Instruction - Could you write out every record below exactly, leaving out any pictures?

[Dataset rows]
________

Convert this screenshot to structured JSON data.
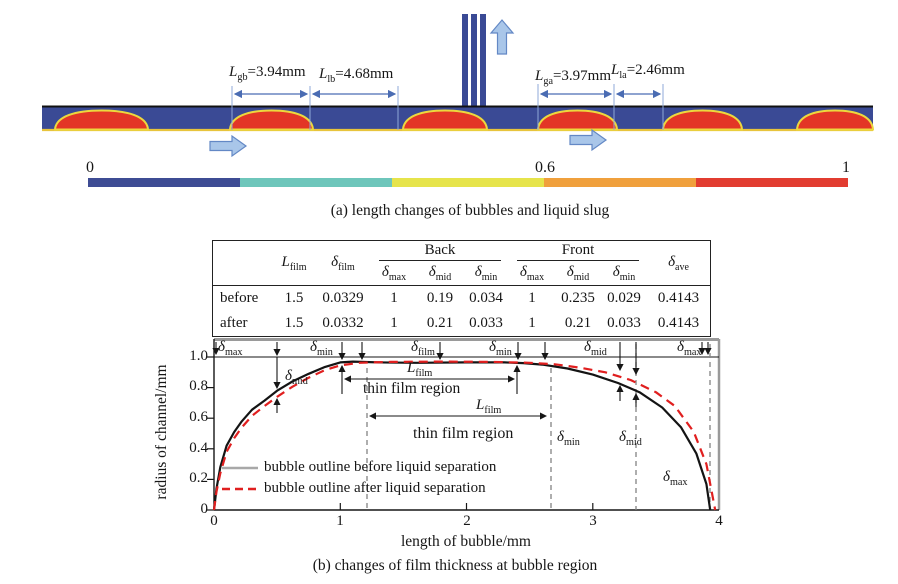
{
  "panel_a": {
    "caption": "(a) length changes of bubbles and liquid slug",
    "dim_labels": [
      "L_gb=3.94mm",
      "L_lb=4.68mm",
      "L_ga=3.97mm",
      "L_la=2.46mm"
    ],
    "colorbar": {
      "tick_labels": [
        "0",
        "0.6",
        "1"
      ],
      "colors": [
        "#3e4c94",
        "#6ec6bb",
        "#e6e44b",
        "#f0a03c",
        "#e23c30"
      ]
    },
    "channel_color": "#3a4a95",
    "bubble_color": "#e33526",
    "interface_color": "#ecd83e",
    "flow_arrow_color": "#a9c6e9"
  },
  "panel_b": {
    "table": {
      "col_lfilm": "L_film",
      "col_dfilm": "δ_film",
      "group_back": "Back",
      "group_front": "Front",
      "col_dave": "δ_ave",
      "sub_headers": [
        "δ_max",
        "δ_mid",
        "δ_min",
        "δ_max",
        "δ_mid",
        "δ_min"
      ],
      "rows": [
        [
          "before",
          "1.5",
          "0.0329",
          "1",
          "0.19",
          "0.034",
          "1",
          "0.235",
          "0.029",
          "0.4143"
        ],
        [
          "after",
          "1.5",
          "0.0332",
          "1",
          "0.21",
          "0.033",
          "1",
          "0.21",
          "0.033",
          "0.4143"
        ]
      ]
    },
    "plot": {
      "ylabel": "radius of channel/mm",
      "xlabel": "length of bubble/mm",
      "ytick_labels": [
        "0",
        "0.2",
        "0.4",
        "0.6",
        "0.8",
        "1.0"
      ],
      "xtick_labels": [
        "0",
        "1",
        "2",
        "3",
        "4"
      ],
      "legend": [
        "bubble outline before liquid separation",
        "bubble outline after liquid separation"
      ],
      "strip_labels": [
        "δ_max",
        "δ_min",
        "δ_film",
        "δ_min",
        "δ_mid",
        "δ_max"
      ],
      "inner_labels": {
        "dm_left": "δ_mid",
        "lf1": "L_film",
        "tf1": "thin film region",
        "lf2": "L_film",
        "tf2": "thin film region",
        "dmin_r": "δ_min",
        "dmid_r": "δ_mid",
        "dmax_br": "δ_max"
      },
      "caption": "(b) changes of film thickness at bubble region"
    }
  },
  "chart_data": {
    "type": "line",
    "title": "(b) changes of film thickness at bubble region",
    "xlabel": "length of bubble/mm",
    "ylabel": "radius of channel/mm",
    "xlim": [
      0,
      4
    ],
    "ylim": [
      0,
      1.0
    ],
    "xticks": [
      0,
      1,
      2,
      3,
      4
    ],
    "yticks": [
      0,
      0.2,
      0.4,
      0.6,
      0.8,
      1.0
    ],
    "grid": false,
    "legend_position": "inside-left-bottom",
    "series": [
      {
        "name": "bubble outline before liquid separation",
        "color": "#141414",
        "dash": "solid",
        "x": [
          0,
          0.02,
          0.05,
          0.1,
          0.16,
          0.22,
          0.3,
          0.4,
          0.5,
          0.62,
          0.75,
          0.88,
          1.0,
          1.1,
          1.3,
          1.6,
          2.0,
          2.3,
          2.45,
          2.6,
          2.8,
          3.0,
          3.2,
          3.37,
          3.55,
          3.7,
          3.82,
          3.9,
          3.93
        ],
        "y": [
          0,
          0.14,
          0.28,
          0.42,
          0.51,
          0.58,
          0.655,
          0.715,
          0.78,
          0.84,
          0.89,
          0.935,
          0.965,
          0.97,
          0.965,
          0.962,
          0.965,
          0.965,
          0.96,
          0.95,
          0.925,
          0.885,
          0.83,
          0.77,
          0.67,
          0.54,
          0.37,
          0.17,
          0
        ]
      },
      {
        "name": "bubble outline after liquid separation",
        "color": "#e01f1f",
        "dash": "9,6",
        "x": [
          0,
          0.02,
          0.05,
          0.1,
          0.16,
          0.22,
          0.3,
          0.4,
          0.5,
          0.62,
          0.75,
          0.88,
          1.0,
          1.15,
          1.4,
          1.8,
          2.2,
          2.5,
          2.7,
          2.9,
          3.1,
          3.3,
          3.5,
          3.65,
          3.8,
          3.9,
          3.97
        ],
        "y": [
          0,
          0.12,
          0.24,
          0.38,
          0.47,
          0.54,
          0.615,
          0.68,
          0.74,
          0.805,
          0.865,
          0.915,
          0.945,
          0.962,
          0.968,
          0.97,
          0.968,
          0.962,
          0.952,
          0.93,
          0.9,
          0.85,
          0.77,
          0.68,
          0.51,
          0.3,
          0
        ]
      }
    ],
    "annotations": {
      "film_values_marked": [
        "δ_max",
        "δ_mid",
        "δ_min",
        "δ_film"
      ],
      "L_film_back_span_mm": [
        1.0,
        2.4
      ],
      "L_film_front_span_mm": [
        1.2,
        2.65
      ]
    }
  }
}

________

Solution below -
Convert this screenshot to structured JSON data.
{
  "panel_a": {
    "caption": "(a) length changes of bubbles and liquid slug",
    "dim_labels": [
      "L_gb=3.94mm",
      "L_lb=4.68mm",
      "L_ga=3.97mm",
      "L_la=2.46mm"
    ],
    "colorbar": {
      "tick_labels": [
        "0",
        "0.6",
        "1"
      ],
      "colors": [
        "#3e4c94",
        "#6ec6bb",
        "#e6e44b",
        "#f0a03c",
        "#e23c30"
      ]
    },
    "channel_color": "#3a4a95",
    "bubble_color": "#e33526",
    "interface_color": "#ecd83e",
    "flow_arrow_color": "#a9c6e9"
  },
  "panel_b": {
    "table": {
      "col_lfilm": "L_film",
      "col_dfilm": "δ_film",
      "group_back": "Back",
      "group_front": "Front",
      "col_dave": "δ_ave",
      "sub_headers": [
        "δ_max",
        "δ_mid",
        "δ_min",
        "δ_max",
        "δ_mid",
        "δ_min"
      ],
      "rows": [
        [
          "before",
          "1.5",
          "0.0329",
          "1",
          "0.19",
          "0.034",
          "1",
          "0.235",
          "0.029",
          "0.4143"
        ],
        [
          "after",
          "1.5",
          "0.0332",
          "1",
          "0.21",
          "0.033",
          "1",
          "0.21",
          "0.033",
          "0.4143"
        ]
      ]
    },
    "plot": {
      "ylabel": "radius of channel/mm",
      "xlabel": "length of bubble/mm",
      "ytick_labels": [
        "0",
        "0.2",
        "0.4",
        "0.6",
        "0.8",
        "1.0"
      ],
      "xtick_labels": [
        "0",
        "1",
        "2",
        "3",
        "4"
      ],
      "legend": [
        "bubble outline before liquid separation",
        "bubble outline after liquid separation"
      ],
      "strip_labels": [
        "δ_max",
        "δ_min",
        "δ_film",
        "δ_min",
        "δ_mid",
        "δ_max"
      ],
      "inner_labels": {
        "dm_left": "δ_mid",
        "lf1": "L_film",
        "tf1": "thin film region",
        "lf2": "L_film",
        "tf2": "thin film region",
        "dmin_r": "δ_min",
        "dmid_r": "δ_mid",
        "dmax_br": "δ_max"
      },
      "caption": "(b) changes of film thickness at bubble region"
    }
  },
  "chart_data": {
    "type": "line",
    "title": "(b) changes of film thickness at bubble region",
    "xlabel": "length of bubble/mm",
    "ylabel": "radius of channel/mm",
    "xlim": [
      0,
      4
    ],
    "ylim": [
      0,
      1.0
    ],
    "xticks": [
      0,
      1,
      2,
      3,
      4
    ],
    "yticks": [
      0,
      0.2,
      0.4,
      0.6,
      0.8,
      1.0
    ],
    "grid": false,
    "legend_position": "inside-left-bottom",
    "series": [
      {
        "name": "bubble outline before liquid separation",
        "color": "#141414",
        "dash": "solid",
        "x": [
          0,
          0.02,
          0.05,
          0.1,
          0.16,
          0.22,
          0.3,
          0.4,
          0.5,
          0.62,
          0.75,
          0.88,
          1.0,
          1.1,
          1.3,
          1.6,
          2.0,
          2.3,
          2.45,
          2.6,
          2.8,
          3.0,
          3.2,
          3.37,
          3.55,
          3.7,
          3.82,
          3.9,
          3.93
        ],
        "y": [
          0,
          0.14,
          0.28,
          0.42,
          0.51,
          0.58,
          0.655,
          0.715,
          0.78,
          0.84,
          0.89,
          0.935,
          0.965,
          0.97,
          0.965,
          0.962,
          0.965,
          0.965,
          0.96,
          0.95,
          0.925,
          0.885,
          0.83,
          0.77,
          0.67,
          0.54,
          0.37,
          0.17,
          0
        ]
      },
      {
        "name": "bubble outline after liquid separation",
        "color": "#e01f1f",
        "dash": "9,6",
        "x": [
          0,
          0.02,
          0.05,
          0.1,
          0.16,
          0.22,
          0.3,
          0.4,
          0.5,
          0.62,
          0.75,
          0.88,
          1.0,
          1.15,
          1.4,
          1.8,
          2.2,
          2.5,
          2.7,
          2.9,
          3.1,
          3.3,
          3.5,
          3.65,
          3.8,
          3.9,
          3.97
        ],
        "y": [
          0,
          0.12,
          0.24,
          0.38,
          0.47,
          0.54,
          0.615,
          0.68,
          0.74,
          0.805,
          0.865,
          0.915,
          0.945,
          0.962,
          0.968,
          0.97,
          0.968,
          0.962,
          0.952,
          0.93,
          0.9,
          0.85,
          0.77,
          0.68,
          0.51,
          0.3,
          0
        ]
      }
    ],
    "annotations": {
      "film_values_marked": [
        "δ_max",
        "δ_mid",
        "δ_min",
        "δ_film"
      ],
      "L_film_back_span_mm": [
        1.0,
        2.4
      ],
      "L_film_front_span_mm": [
        1.2,
        2.65
      ]
    }
  }
}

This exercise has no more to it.